The task: Look for the word "Current" in the entries below, then copy every line that has it.

++++ Data provided ++++

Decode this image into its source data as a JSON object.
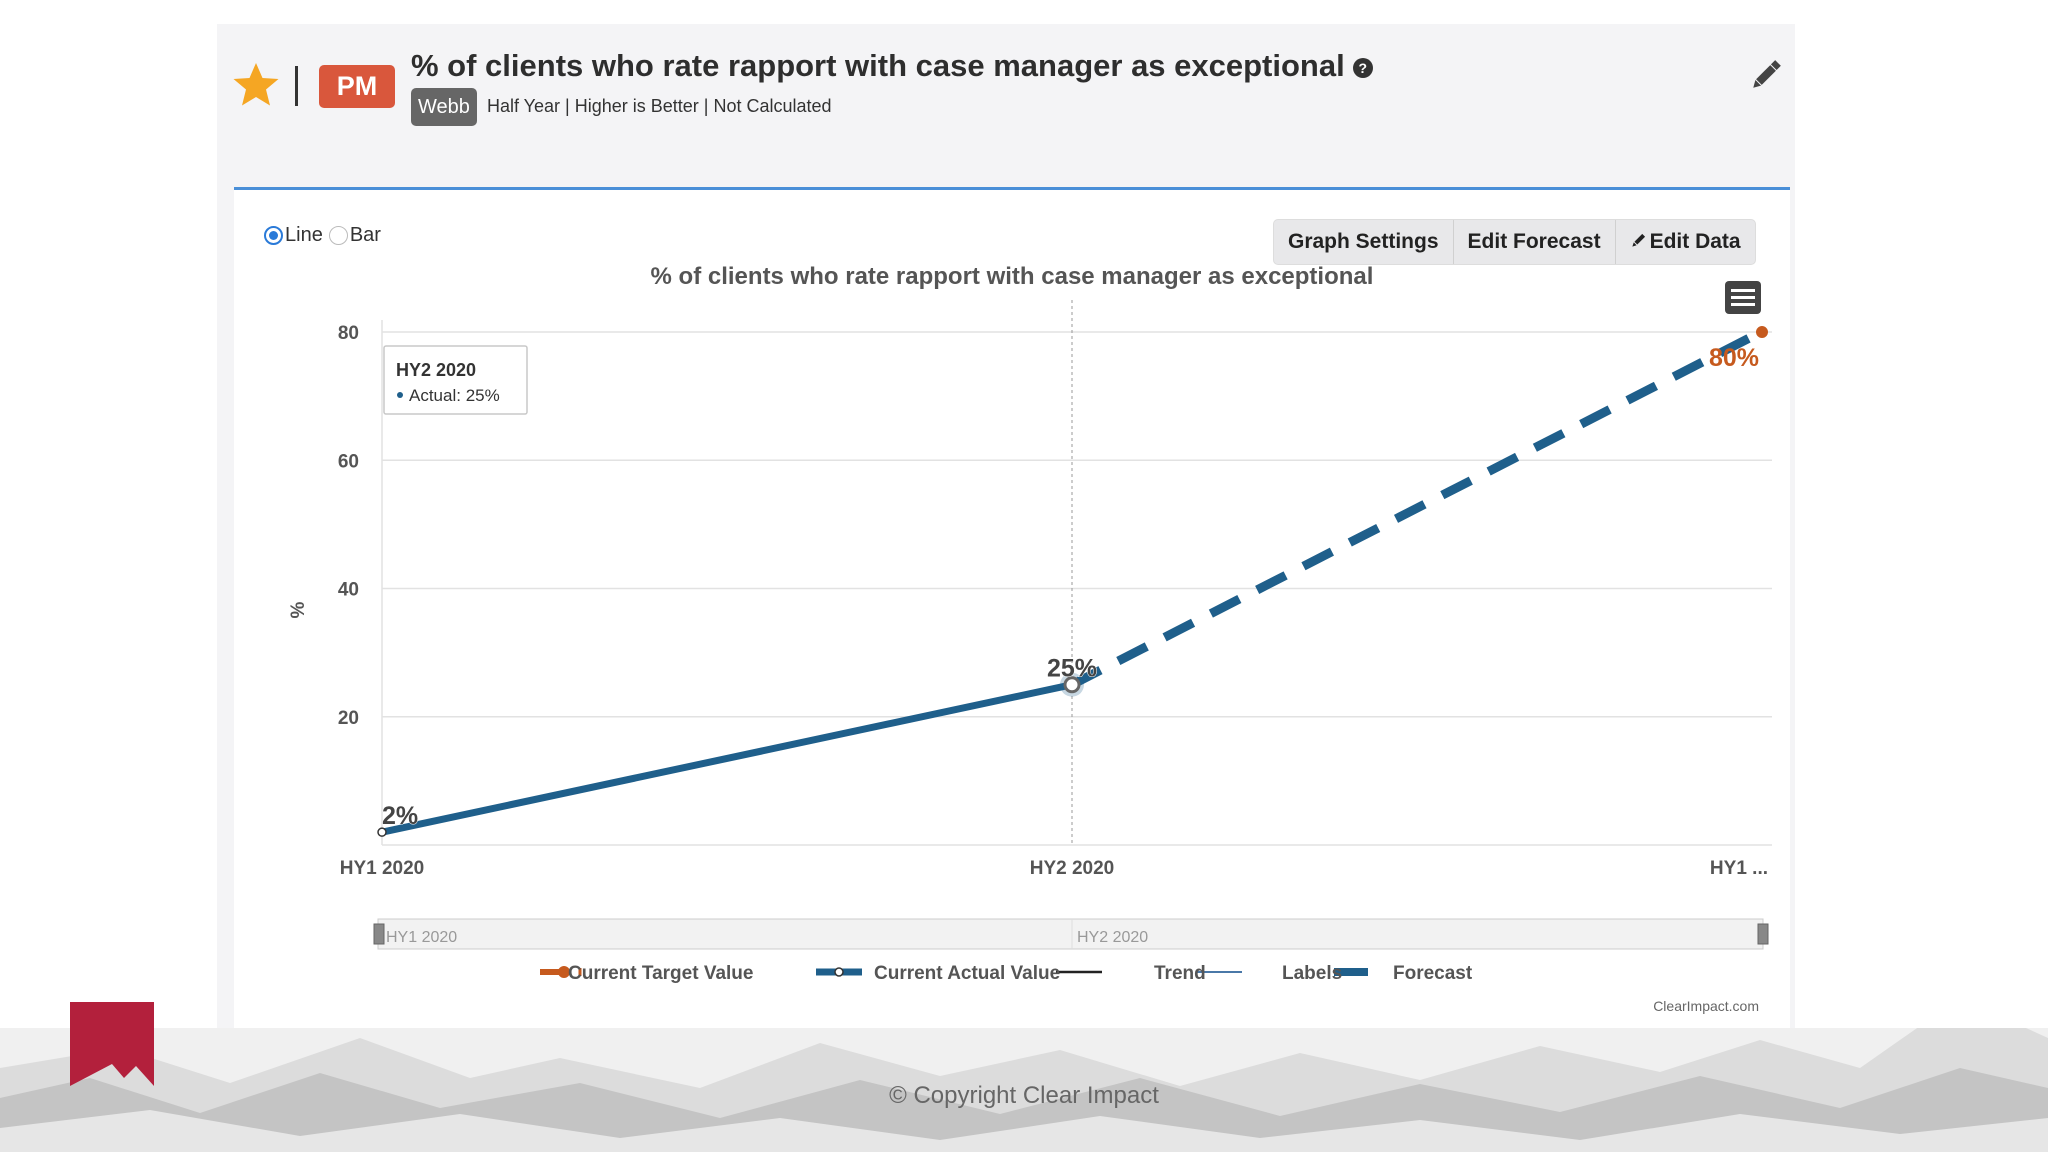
{
  "header": {
    "title": "% of clients who rate rapport with case manager as exceptional",
    "badge": "PM",
    "owner": "Webb",
    "meta": "Half Year | Higher is Better | Not Calculated",
    "help": "?"
  },
  "controls": {
    "chart_types": [
      {
        "label": "Line",
        "selected": true
      },
      {
        "label": "Bar",
        "selected": false
      }
    ],
    "toolbar": {
      "graph_settings": "Graph Settings",
      "edit_forecast": "Edit Forecast",
      "edit_data": "Edit Data"
    }
  },
  "chart_data": {
    "type": "line",
    "title": "% of clients who rate rapport with case manager as exceptional",
    "ylabel": "%",
    "ylim": [
      0,
      85
    ],
    "yticks": [
      20,
      40,
      60,
      80
    ],
    "categories": [
      "HY1 2020",
      "HY2 2020",
      "HY1 ..."
    ],
    "series": [
      {
        "name": "Current Actual Value",
        "values": [
          2,
          25,
          null
        ],
        "labels": [
          "2%",
          "25%",
          ""
        ],
        "color": "#1f5f8b"
      },
      {
        "name": "Forecast",
        "values": [
          null,
          25,
          80
        ],
        "color": "#1f5f8b"
      },
      {
        "name": "Current Target Value",
        "values": [
          null,
          null,
          80
        ],
        "labels": [
          "",
          "",
          "80%"
        ],
        "color": "#c65a1e"
      }
    ],
    "legend": [
      "Current Target Value",
      "Current Actual Value",
      "Trend",
      "Labels",
      "Forecast"
    ],
    "tooltip": {
      "title": "HY2 2020",
      "text": "Actual: 25%"
    },
    "navigator": [
      "HY1 2020",
      "HY2 2020"
    ],
    "credit": "ClearImpact.com",
    "grid": true,
    "legend_position": "bottom"
  },
  "footer": {
    "copyright": "© Copyright Clear Impact"
  },
  "colors": {
    "accent": "#4a8fd8",
    "badge": "#d9573c",
    "star": "#f5a623",
    "series": "#1f5f8b",
    "target": "#c65a1e",
    "logo": "#b3203c"
  }
}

++++

Result of this exercise:
        "name": "Current Actual Value",
        "name": "Current Target Value",
      "Current Target Value",
      "Current Actual Value",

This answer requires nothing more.